# [Short exercise]
Print the listing below exactly.

# [Data in this exercise]
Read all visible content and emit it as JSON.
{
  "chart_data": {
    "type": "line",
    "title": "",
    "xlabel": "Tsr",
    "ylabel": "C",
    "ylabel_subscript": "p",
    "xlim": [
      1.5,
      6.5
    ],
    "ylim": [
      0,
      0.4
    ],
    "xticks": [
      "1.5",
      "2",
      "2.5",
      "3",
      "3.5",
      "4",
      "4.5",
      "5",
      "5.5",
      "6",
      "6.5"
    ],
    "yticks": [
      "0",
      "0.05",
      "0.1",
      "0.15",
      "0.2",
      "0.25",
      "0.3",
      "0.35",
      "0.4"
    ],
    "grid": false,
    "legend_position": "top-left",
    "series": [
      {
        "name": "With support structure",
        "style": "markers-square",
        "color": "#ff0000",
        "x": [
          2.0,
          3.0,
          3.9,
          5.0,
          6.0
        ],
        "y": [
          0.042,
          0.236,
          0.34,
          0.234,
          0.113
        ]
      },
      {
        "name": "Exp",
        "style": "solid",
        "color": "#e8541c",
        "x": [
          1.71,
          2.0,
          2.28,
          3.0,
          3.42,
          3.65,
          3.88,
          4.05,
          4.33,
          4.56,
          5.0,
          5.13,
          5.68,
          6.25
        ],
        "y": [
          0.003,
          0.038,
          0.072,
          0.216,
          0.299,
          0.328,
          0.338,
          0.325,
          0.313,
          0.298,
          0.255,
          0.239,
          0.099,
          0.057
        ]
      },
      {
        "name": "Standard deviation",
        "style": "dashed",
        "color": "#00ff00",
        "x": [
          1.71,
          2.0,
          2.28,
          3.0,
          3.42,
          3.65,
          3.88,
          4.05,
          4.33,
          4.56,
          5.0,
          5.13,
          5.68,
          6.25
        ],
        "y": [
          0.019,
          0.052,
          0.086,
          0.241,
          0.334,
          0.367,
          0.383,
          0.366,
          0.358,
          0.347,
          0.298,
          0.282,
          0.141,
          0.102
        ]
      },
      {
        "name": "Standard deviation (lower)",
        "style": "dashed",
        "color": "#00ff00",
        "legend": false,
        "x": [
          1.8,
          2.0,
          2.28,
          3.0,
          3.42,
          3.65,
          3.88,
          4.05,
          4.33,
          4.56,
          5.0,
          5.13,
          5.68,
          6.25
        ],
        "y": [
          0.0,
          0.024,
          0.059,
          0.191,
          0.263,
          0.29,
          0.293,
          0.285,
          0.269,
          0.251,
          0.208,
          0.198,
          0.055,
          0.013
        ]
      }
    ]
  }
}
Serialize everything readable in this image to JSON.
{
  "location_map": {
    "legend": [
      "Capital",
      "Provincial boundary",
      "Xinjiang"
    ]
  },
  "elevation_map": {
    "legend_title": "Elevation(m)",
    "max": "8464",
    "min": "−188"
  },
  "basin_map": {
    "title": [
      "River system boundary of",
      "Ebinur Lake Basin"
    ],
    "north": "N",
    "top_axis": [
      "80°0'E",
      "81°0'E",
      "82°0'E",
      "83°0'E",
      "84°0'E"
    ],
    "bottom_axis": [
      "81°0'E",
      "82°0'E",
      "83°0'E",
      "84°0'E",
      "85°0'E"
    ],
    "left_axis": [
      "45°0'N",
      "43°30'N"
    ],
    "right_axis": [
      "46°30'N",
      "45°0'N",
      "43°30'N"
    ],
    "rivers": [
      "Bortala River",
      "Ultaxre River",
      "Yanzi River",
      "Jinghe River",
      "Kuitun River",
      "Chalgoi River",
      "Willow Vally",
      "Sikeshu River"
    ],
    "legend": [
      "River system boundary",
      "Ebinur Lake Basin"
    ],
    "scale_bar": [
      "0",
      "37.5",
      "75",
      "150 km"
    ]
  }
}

# [Answer to the problem]
Read all visible content and emit it as JSON.
{
  "chart_data": {
    "type": "line",
    "title": "",
    "xlabel": "Tsr",
    "ylabel": "C",
    "ylabel_subscript": "p",
    "xlim": [
      1.5,
      6.5
    ],
    "ylim": [
      0,
      0.4
    ],
    "xticks": [
      "1.5",
      "2",
      "2.5",
      "3",
      "3.5",
      "4",
      "4.5",
      "5",
      "5.5",
      "6",
      "6.5"
    ],
    "yticks": [
      "0",
      "0.05",
      "0.1",
      "0.15",
      "0.2",
      "0.25",
      "0.3",
      "0.35",
      "0.4"
    ],
    "grid": false,
    "legend_position": "top-left",
    "series": [
      {
        "name": "With support structure",
        "style": "markers-square",
        "color": "#ff0000",
        "x": [
          2.0,
          3.0,
          3.9,
          5.0,
          6.0
        ],
        "y": [
          0.042,
          0.236,
          0.34,
          0.234,
          0.113
        ]
      },
      {
        "name": "Exp",
        "style": "solid",
        "color": "#e8541c",
        "x": [
          1.71,
          2.0,
          2.28,
          3.0,
          3.42,
          3.65,
          3.88,
          4.05,
          4.33,
          4.56,
          5.0,
          5.13,
          5.68,
          6.25
        ],
        "y": [
          0.003,
          0.038,
          0.072,
          0.216,
          0.299,
          0.328,
          0.338,
          0.325,
          0.313,
          0.298,
          0.255,
          0.239,
          0.099,
          0.057
        ]
      },
      {
        "name": "Standard deviation",
        "style": "dashed",
        "color": "#00ff00",
        "x": [
          1.71,
          2.0,
          2.28,
          3.0,
          3.42,
          3.65,
          3.88,
          4.05,
          4.33,
          4.56,
          5.0,
          5.13,
          5.68,
          6.25
        ],
        "y": [
          0.019,
          0.052,
          0.086,
          0.241,
          0.334,
          0.367,
          0.383,
          0.366,
          0.358,
          0.347,
          0.298,
          0.282,
          0.141,
          0.102
        ]
      },
      {
        "name": "Standard deviation (lower)",
        "style": "dashed",
        "color": "#00ff00",
        "legend": false,
        "x": [
          1.8,
          2.0,
          2.28,
          3.0,
          3.42,
          3.65,
          3.88,
          4.05,
          4.33,
          4.56,
          5.0,
          5.13,
          5.68,
          6.25
        ],
        "y": [
          0.0,
          0.024,
          0.059,
          0.191,
          0.263,
          0.29,
          0.293,
          0.285,
          0.269,
          0.251,
          0.208,
          0.198,
          0.055,
          0.013
        ]
      }
    ]
  }
}
Serialize everything readable in this image to JSON.
{
  "location_map": {
    "legend": [
      "Capital",
      "Provincial boundary",
      "Xinjiang"
    ]
  },
  "elevation_map": {
    "legend_title": "Elevation(m)",
    "max": "8464",
    "min": "−188"
  },
  "basin_map": {
    "title": [
      "River system boundary of",
      "Ebinur Lake Basin"
    ],
    "north": "N",
    "top_axis": [
      "80°0'E",
      "81°0'E",
      "82°0'E",
      "83°0'E",
      "84°0'E"
    ],
    "bottom_axis": [
      "81°0'E",
      "82°0'E",
      "83°0'E",
      "84°0'E",
      "85°0'E"
    ],
    "left_axis": [
      "45°0'N",
      "43°30'N"
    ],
    "right_axis": [
      "46°30'N",
      "45°0'N",
      "43°30'N"
    ],
    "rivers": [
      "Bortala River",
      "Ultaxre River",
      "Yanzi River",
      "Jinghe River",
      "Kuitun River",
      "Chalgoi River",
      "Willow Vally",
      "Sikeshu River"
    ],
    "legend": [
      "River system boundary",
      "Ebinur Lake Basin"
    ],
    "scale_bar": [
      "0",
      "37.5",
      "75",
      "150 km"
    ]
  }
}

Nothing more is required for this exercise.